- **GOAL**
Among the records below, find each line that includes the string "text" and copy it.
**********
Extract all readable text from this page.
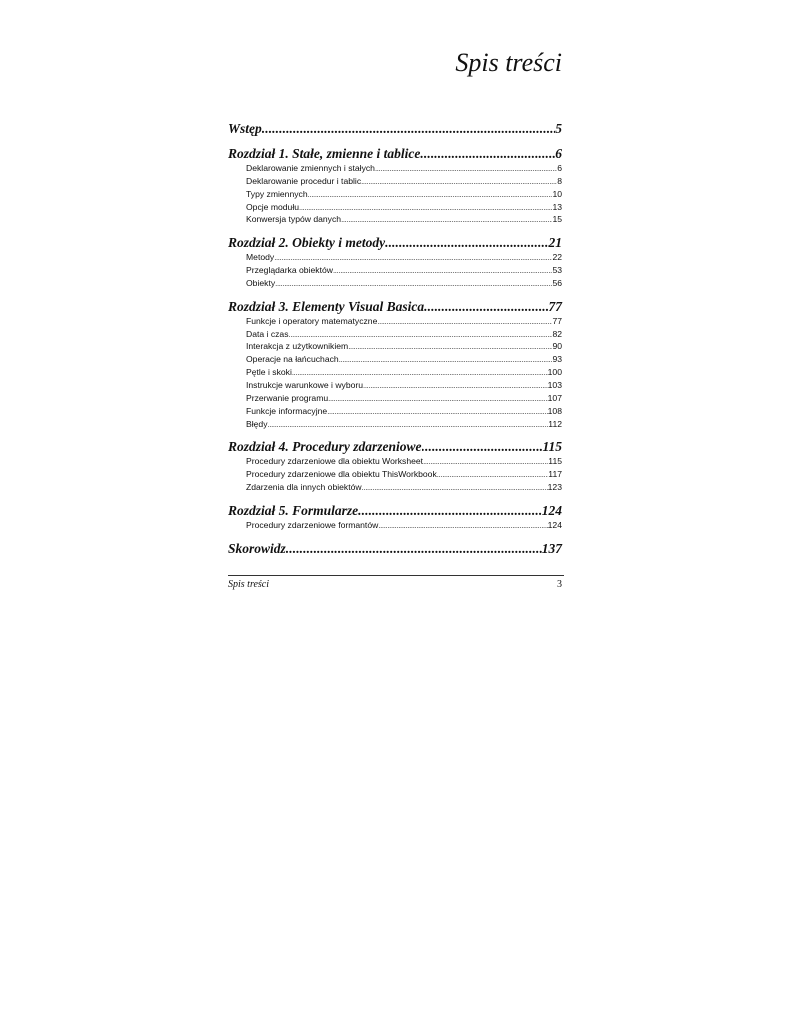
Spis treści
Wstęp .....	5
Rozdział 1. Stałe, zmienne i tablice .....	6
Deklarowanie zmiennych i stałych .....	6
Deklarowanie procedur i tablic .....	8
Typy zmiennych .....	10
Opcje modułu .....	13
Konwersja typów danych .....	15
Rozdział 2. Obiekty i metody .....	21
Metody .....	22
Przeglądarka obiektów .....	53
Obiekty .....	56
Rozdział 3. Elementy Visual Basica .....	77
Funkcje i operatory matematyczne .....	77
Data i czas .....	82
Interakcja z użytkownikiem .....	90
Operacje na łańcuchach .....	93
Pętle i skoki .....	100
Instrukcje warunkowe i wyboru .....	103
Przerwanie programu .....	107
Funkcje informacyjne .....	108
Błędy .....	112
Rozdział 4. Procedury zdarzeniowe .....	115
Procedury zdarzeniowe dla obiektu Worksheet .....	115
Procedury zdarzeniowe dla obiektu ThisWorkbook .....	117
Zdarzenia dla innych obiektów .....	123
Rozdział 5. Formularze .....	124
Procedury zdarzeniowe formantów .....	124
Skorowidz .....	137
Spis treści	3
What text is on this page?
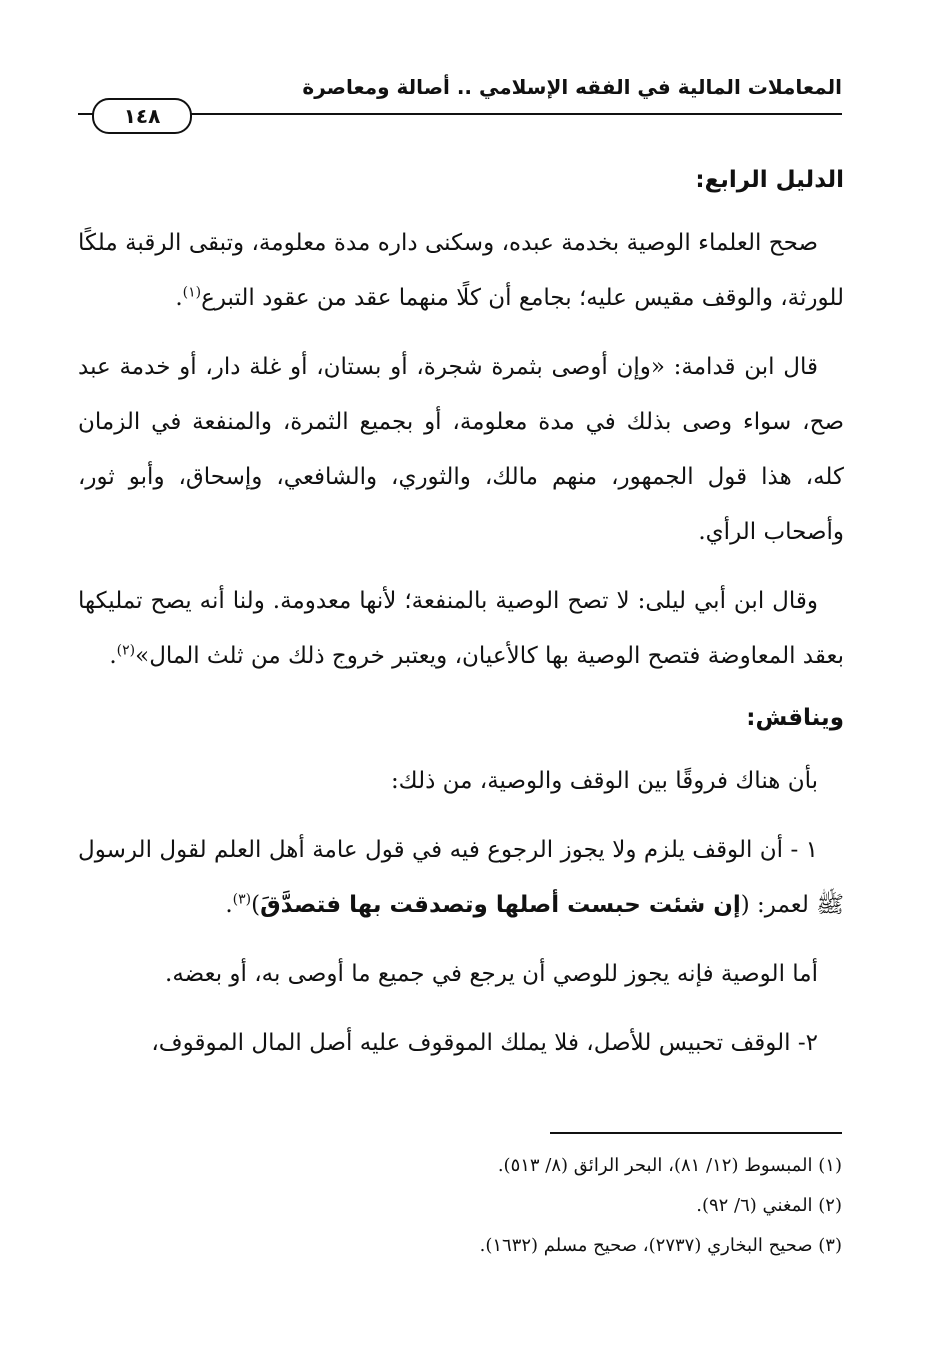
المعاملات المالية في الفقه الإسلامي .. أصالة ومعاصرة
١٤٨
الدليل الرابع:

صحح العلماء الوصية بخدمة عبده، وسكنى داره مدة معلومة، وتبقى الرقبة ملكًا للورثة، والوقف مقيس عليه؛ بجامع أن كلًا منهما عقد من عقود التبرع$^{(١)}$.

قال ابن قدامة: «وإن أوصى بثمرة شجرة، أو بستان، أو غلة دار، أو خدمة عبد صح، سواء وصى بذلك في مدة معلومة، أو بجميع الثمرة، والمنفعة في الزمان كله، هذا قول الجمهور، منهم مالك، والثوري، والشافعي، وإسحاق، وأبو ثور، وأصحاب الرأي.

وقال ابن أبي ليلى: لا تصح الوصية بالمنفعة؛ لأنها معدومة. ولنا أنه يصح تمليكها بعقد المعاوضة فتصح الوصية بها كالأعيان، ويعتبر خروج ذلك من ثلث المال»$^{(٢)}$.

ويناقش:

بأن هناك فروقًا بين الوقف والوصية، من ذلك:

١ - أن الوقف يلزم ولا يجوز الرجوع فيه في قول عامة أهل العلم لقول الرسول ﷺ لعمر: (إن شئت حبست أصلها وتصدقت بها فتصدَّقَ)$^{(٣)}$.

أما الوصية فإنه يجوز للوصي أن يرجع في جميع ما أوصى به، أو بعضه.

٢- الوقف تحبيس للأصل، فلا يملك الموقوف عليه أصل المال الموقوف،

(١) المبسوط (١٢/ ٨١)، البحر الرائق (٨/ ٥١٣).
(٢) المغني (٦/ ٩٢).
(٣) صحيح البخاري (٢٧٣٧)، صحيح مسلم (١٦٣٢).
**********
- **EXERCISE ANSWER**
Extract all readable text from this page.
What text is on this page?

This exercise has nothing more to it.